>> BEGIN

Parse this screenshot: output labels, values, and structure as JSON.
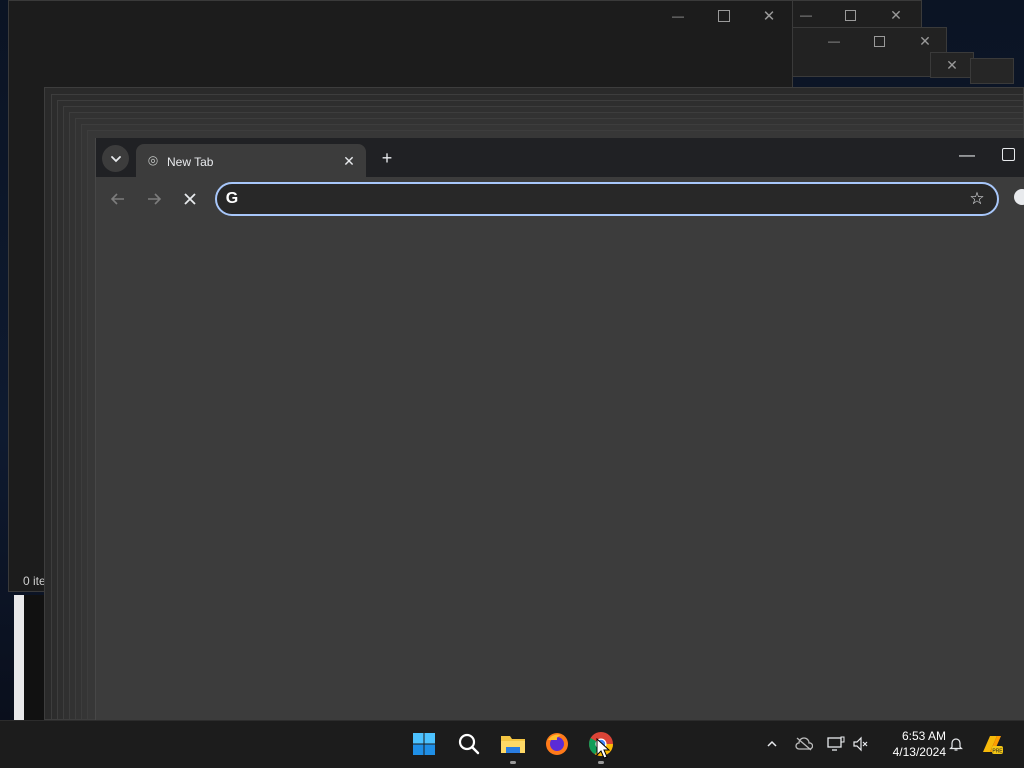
{
  "explorer": {
    "status_text": "0 ite",
    "minimize_icon": "minimize-icon",
    "maximize_icon": "maximize-icon",
    "close_icon": "close-icon"
  },
  "chrome": {
    "tab_title": "New Tab",
    "omnibox_value": "",
    "omnibox_logo": "G",
    "accent_focus": "#a8c7fa"
  },
  "taskbar": {
    "time": "6:53 AM",
    "date": "4/13/2024",
    "pinned_apps": [
      "start-icon",
      "search-icon",
      "file-explorer-icon",
      "firefox-icon",
      "chrome-icon"
    ]
  },
  "colors": {
    "chrome_frame": "#202124",
    "chrome_surface": "#3c3c3c",
    "taskbar_bg": "#1c1c1c"
  }
}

>> END

Job: Reproduce every entry word for word, but omit the pictures.

Response to the task:
Parse this screenshot: output labels, values, and structure as JSON.
{
  "explorer": {
    "status_text": "0 ite",
    "minimize_icon": "minimize-icon",
    "maximize_icon": "maximize-icon",
    "close_icon": "close-icon"
  },
  "chrome": {
    "tab_title": "New Tab",
    "omnibox_value": "",
    "omnibox_logo": "G",
    "accent_focus": "#a8c7fa"
  },
  "taskbar": {
    "time": "6:53 AM",
    "date": "4/13/2024",
    "pinned_apps": [
      "start-icon",
      "search-icon",
      "file-explorer-icon",
      "firefox-icon",
      "chrome-icon"
    ]
  },
  "colors": {
    "chrome_frame": "#202124",
    "chrome_surface": "#3c3c3c",
    "taskbar_bg": "#1c1c1c"
  }
}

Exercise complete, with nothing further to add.